Task input:

______________________________

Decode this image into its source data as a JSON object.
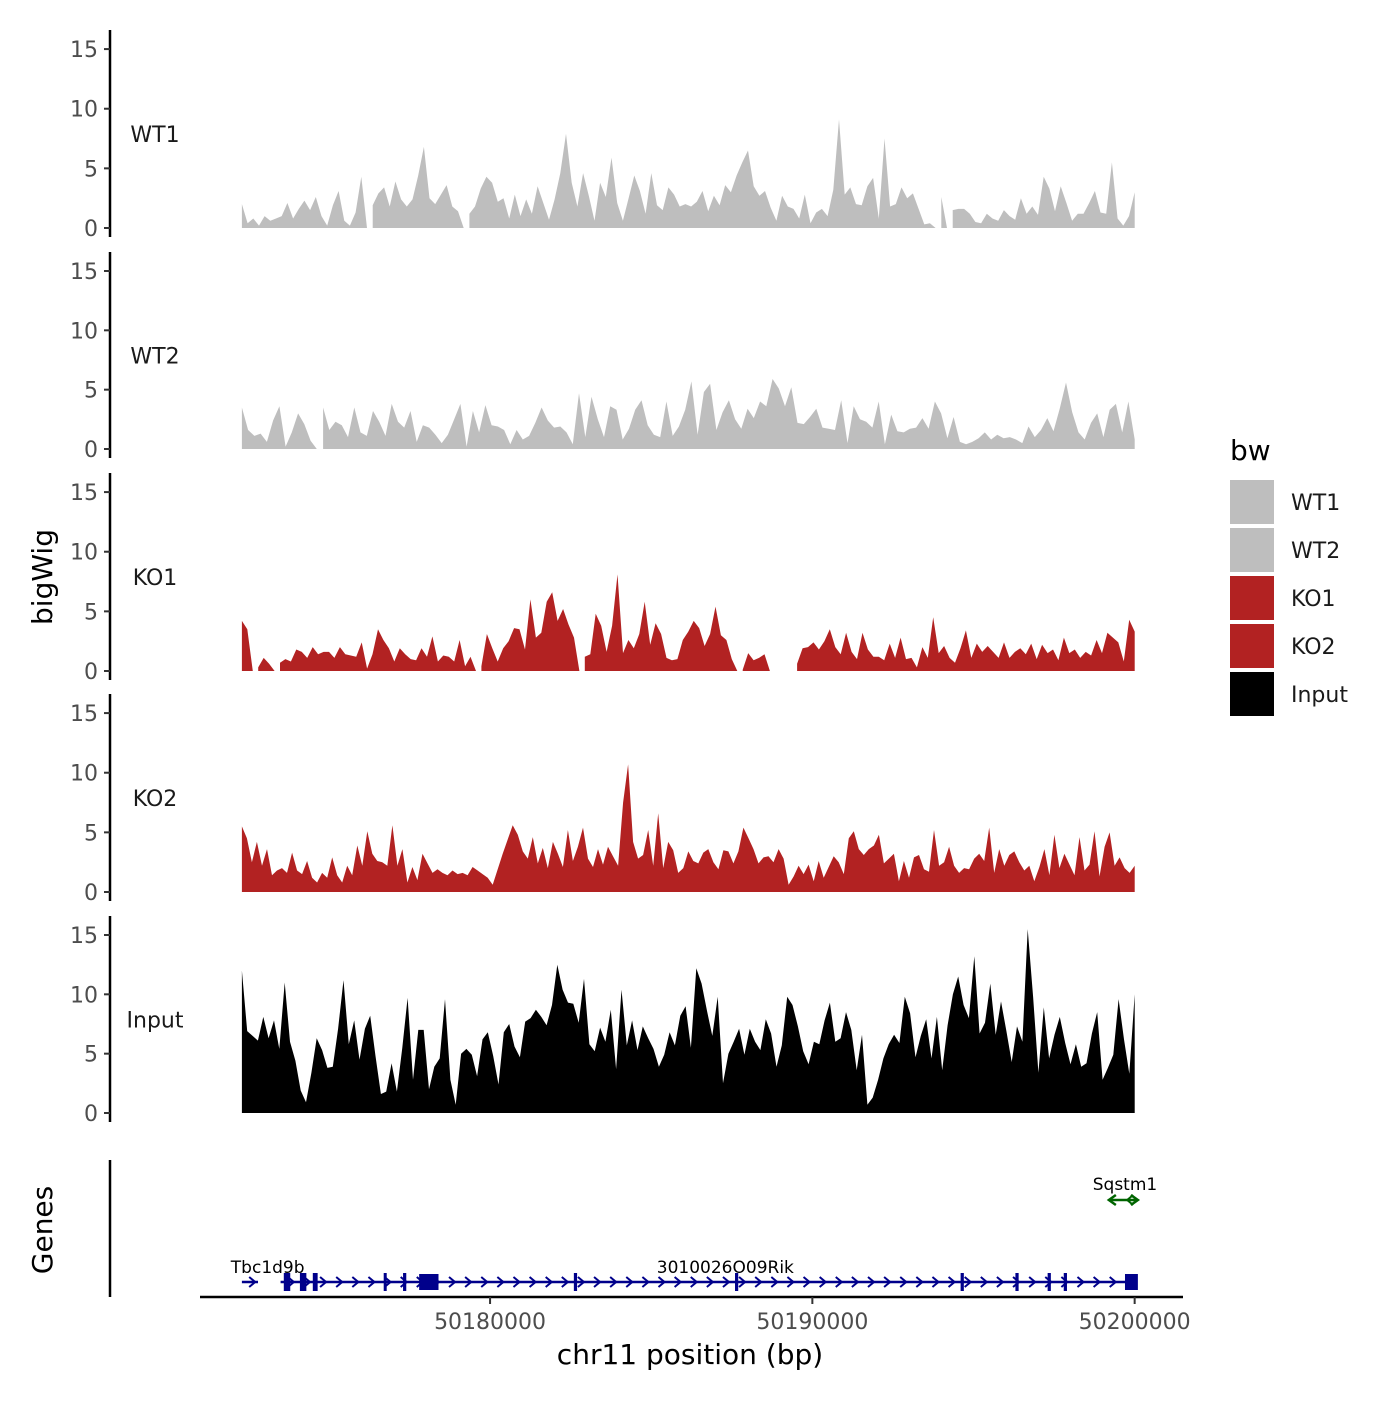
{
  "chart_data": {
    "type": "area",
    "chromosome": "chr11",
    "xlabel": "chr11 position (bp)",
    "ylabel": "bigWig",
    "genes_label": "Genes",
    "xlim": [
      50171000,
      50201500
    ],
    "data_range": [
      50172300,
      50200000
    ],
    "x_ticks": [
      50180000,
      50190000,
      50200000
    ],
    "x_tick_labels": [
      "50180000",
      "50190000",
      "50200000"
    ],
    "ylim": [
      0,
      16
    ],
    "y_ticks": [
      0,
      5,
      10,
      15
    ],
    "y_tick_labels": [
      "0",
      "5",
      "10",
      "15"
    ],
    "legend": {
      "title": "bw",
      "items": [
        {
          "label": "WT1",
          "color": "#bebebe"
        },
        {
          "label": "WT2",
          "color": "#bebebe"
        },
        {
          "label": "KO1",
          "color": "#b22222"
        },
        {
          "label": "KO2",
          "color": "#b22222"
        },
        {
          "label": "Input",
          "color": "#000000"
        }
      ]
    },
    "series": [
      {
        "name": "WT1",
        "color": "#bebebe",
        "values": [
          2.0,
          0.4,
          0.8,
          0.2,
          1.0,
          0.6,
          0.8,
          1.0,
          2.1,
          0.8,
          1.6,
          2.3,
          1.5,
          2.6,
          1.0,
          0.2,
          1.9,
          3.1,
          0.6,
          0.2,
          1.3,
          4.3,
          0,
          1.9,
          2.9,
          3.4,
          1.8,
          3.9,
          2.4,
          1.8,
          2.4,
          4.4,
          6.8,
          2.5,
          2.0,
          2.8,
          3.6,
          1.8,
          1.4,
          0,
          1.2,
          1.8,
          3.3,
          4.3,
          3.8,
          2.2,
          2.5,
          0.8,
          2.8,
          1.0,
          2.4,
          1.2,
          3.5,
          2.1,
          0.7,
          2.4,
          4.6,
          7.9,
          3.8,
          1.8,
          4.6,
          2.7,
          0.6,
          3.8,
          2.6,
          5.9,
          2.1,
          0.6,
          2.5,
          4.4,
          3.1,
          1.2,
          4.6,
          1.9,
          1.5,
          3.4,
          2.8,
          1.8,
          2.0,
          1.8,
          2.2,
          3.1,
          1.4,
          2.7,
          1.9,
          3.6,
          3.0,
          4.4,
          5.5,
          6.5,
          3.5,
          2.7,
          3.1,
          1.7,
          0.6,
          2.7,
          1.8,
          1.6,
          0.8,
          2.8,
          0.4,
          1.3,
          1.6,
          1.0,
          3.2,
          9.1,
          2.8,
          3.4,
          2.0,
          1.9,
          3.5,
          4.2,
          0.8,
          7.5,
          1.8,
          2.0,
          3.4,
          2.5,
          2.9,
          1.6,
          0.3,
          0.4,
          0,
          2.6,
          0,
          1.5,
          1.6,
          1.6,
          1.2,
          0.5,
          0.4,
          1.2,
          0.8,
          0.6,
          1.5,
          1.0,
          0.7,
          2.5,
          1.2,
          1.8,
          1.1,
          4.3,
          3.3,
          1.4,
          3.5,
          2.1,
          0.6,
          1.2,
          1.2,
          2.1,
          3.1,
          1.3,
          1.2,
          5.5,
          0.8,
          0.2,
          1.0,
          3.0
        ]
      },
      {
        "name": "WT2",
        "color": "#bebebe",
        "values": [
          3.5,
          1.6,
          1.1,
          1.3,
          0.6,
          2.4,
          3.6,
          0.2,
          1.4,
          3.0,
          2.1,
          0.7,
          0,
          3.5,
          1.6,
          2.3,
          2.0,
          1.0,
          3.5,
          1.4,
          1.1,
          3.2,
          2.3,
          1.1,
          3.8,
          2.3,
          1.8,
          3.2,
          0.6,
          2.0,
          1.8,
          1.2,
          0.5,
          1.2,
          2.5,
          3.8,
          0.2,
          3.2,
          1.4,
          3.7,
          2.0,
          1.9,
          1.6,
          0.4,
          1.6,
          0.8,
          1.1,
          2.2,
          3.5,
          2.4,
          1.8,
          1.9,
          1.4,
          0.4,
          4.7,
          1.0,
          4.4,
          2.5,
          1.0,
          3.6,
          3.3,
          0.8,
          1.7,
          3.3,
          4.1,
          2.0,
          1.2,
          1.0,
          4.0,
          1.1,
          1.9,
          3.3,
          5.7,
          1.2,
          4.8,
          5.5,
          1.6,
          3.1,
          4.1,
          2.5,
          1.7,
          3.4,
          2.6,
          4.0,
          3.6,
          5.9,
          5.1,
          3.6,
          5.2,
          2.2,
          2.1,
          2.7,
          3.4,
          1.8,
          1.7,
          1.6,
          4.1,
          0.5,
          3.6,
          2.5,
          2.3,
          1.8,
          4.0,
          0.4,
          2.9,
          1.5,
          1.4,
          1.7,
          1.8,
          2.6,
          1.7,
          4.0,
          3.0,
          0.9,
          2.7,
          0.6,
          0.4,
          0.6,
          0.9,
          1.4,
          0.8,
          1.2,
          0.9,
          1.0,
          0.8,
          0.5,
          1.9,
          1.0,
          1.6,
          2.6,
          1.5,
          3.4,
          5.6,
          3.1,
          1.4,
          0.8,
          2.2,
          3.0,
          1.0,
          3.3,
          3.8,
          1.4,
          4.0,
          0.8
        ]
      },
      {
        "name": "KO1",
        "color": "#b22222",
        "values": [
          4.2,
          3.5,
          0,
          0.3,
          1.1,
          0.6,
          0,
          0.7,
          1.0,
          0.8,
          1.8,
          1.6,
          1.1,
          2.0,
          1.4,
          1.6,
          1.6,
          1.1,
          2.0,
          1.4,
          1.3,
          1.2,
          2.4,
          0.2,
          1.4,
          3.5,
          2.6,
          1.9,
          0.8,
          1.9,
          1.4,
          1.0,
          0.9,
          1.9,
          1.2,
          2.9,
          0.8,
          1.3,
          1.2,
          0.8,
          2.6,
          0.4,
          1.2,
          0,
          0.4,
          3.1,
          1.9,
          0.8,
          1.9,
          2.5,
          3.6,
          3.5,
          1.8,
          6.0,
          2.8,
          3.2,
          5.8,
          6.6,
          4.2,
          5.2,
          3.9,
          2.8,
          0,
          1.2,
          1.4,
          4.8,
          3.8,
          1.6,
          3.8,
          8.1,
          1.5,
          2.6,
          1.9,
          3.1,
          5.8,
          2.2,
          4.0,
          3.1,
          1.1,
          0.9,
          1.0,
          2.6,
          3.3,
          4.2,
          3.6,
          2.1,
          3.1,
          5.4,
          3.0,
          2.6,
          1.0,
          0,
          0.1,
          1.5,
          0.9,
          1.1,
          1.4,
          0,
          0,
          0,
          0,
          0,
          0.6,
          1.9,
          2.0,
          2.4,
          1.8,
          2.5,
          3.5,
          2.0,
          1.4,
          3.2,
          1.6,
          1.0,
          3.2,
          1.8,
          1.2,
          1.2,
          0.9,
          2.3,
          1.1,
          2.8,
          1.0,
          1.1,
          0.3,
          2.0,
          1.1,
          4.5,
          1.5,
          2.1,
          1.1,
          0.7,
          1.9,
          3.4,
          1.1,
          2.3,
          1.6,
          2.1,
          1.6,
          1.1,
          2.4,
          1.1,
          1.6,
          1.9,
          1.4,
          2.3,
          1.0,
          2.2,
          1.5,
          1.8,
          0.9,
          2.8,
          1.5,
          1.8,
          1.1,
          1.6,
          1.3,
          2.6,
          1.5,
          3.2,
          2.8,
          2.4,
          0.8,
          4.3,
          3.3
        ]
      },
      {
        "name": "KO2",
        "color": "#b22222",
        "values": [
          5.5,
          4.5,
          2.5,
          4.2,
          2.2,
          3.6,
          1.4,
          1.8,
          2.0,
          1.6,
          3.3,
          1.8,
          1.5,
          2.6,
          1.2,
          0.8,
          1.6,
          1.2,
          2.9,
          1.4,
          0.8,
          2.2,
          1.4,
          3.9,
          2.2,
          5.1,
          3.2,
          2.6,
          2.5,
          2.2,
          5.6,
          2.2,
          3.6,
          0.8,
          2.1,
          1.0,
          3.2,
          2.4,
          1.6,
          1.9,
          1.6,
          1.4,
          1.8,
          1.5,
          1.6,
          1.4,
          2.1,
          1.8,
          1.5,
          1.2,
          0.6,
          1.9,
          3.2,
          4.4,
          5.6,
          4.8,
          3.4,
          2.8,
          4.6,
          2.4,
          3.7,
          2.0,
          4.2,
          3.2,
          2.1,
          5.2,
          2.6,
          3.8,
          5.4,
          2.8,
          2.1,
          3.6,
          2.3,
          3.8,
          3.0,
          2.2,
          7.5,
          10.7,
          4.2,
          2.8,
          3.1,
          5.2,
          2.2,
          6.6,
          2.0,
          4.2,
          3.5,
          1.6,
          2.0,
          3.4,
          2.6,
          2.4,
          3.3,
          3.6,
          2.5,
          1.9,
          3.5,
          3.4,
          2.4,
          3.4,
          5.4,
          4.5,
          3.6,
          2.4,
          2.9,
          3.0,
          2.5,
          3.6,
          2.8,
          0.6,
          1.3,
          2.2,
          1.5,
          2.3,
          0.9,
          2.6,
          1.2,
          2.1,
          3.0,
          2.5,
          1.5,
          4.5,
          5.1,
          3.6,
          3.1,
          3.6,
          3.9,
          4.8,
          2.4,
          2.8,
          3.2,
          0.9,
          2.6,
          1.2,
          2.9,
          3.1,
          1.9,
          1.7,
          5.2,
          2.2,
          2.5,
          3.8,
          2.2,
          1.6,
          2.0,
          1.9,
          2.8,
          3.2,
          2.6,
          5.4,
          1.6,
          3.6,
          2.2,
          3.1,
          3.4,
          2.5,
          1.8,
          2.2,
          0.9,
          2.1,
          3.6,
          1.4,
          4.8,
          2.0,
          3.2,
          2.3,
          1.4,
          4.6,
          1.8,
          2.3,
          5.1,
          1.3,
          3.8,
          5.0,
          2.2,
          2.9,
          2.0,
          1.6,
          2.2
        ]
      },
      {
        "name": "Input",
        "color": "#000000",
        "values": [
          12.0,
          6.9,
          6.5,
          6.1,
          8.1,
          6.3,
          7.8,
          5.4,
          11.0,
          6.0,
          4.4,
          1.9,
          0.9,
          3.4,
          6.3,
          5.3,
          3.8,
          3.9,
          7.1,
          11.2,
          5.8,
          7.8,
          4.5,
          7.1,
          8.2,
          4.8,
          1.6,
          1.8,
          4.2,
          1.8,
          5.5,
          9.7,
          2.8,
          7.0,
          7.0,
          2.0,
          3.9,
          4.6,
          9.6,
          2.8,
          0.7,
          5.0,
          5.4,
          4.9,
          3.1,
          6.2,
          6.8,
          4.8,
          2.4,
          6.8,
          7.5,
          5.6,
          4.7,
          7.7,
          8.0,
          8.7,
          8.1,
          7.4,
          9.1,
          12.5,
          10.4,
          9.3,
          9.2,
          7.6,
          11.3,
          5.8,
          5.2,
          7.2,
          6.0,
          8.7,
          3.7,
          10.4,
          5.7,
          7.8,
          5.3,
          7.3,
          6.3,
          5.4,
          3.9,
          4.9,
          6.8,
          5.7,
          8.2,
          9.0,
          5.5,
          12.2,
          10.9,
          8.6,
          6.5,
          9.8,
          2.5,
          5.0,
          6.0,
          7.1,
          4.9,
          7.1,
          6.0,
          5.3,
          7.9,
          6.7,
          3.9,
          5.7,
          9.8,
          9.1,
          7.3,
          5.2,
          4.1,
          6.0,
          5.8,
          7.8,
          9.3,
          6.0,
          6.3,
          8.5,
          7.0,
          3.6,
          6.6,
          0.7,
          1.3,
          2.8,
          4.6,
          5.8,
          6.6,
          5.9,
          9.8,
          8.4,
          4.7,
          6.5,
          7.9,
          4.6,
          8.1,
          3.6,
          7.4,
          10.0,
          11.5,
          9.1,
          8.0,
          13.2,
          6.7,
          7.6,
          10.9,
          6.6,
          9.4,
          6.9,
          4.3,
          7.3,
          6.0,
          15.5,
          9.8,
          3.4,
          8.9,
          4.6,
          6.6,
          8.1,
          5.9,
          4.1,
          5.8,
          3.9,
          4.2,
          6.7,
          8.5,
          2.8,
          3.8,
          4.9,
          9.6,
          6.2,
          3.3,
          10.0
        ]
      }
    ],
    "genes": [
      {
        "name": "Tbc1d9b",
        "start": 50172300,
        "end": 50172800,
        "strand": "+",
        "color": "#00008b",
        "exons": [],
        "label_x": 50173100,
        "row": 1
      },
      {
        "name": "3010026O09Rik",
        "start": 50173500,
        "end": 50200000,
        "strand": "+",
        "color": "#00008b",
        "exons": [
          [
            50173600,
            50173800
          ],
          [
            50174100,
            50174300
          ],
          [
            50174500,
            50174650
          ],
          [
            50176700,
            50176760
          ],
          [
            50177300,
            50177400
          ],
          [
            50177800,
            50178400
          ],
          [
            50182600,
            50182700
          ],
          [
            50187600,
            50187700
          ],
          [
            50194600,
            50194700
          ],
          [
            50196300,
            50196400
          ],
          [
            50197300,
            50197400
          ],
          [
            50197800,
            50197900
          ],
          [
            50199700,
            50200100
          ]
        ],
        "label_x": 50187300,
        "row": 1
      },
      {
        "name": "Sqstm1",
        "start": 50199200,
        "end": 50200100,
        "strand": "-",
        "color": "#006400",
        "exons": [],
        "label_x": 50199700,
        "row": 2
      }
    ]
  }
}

______________________________

Directions: Looking at the listing above, which lines hold "name"? Copy every such line.

Task response:
        "name": "WT1",
        "name": "WT2",
        "name": "KO1",
        "name": "KO2",
        "name": "Input",
        "name": "Tbc1d9b",
        "name": "3010026O09Rik",
        "name": "Sqstm1",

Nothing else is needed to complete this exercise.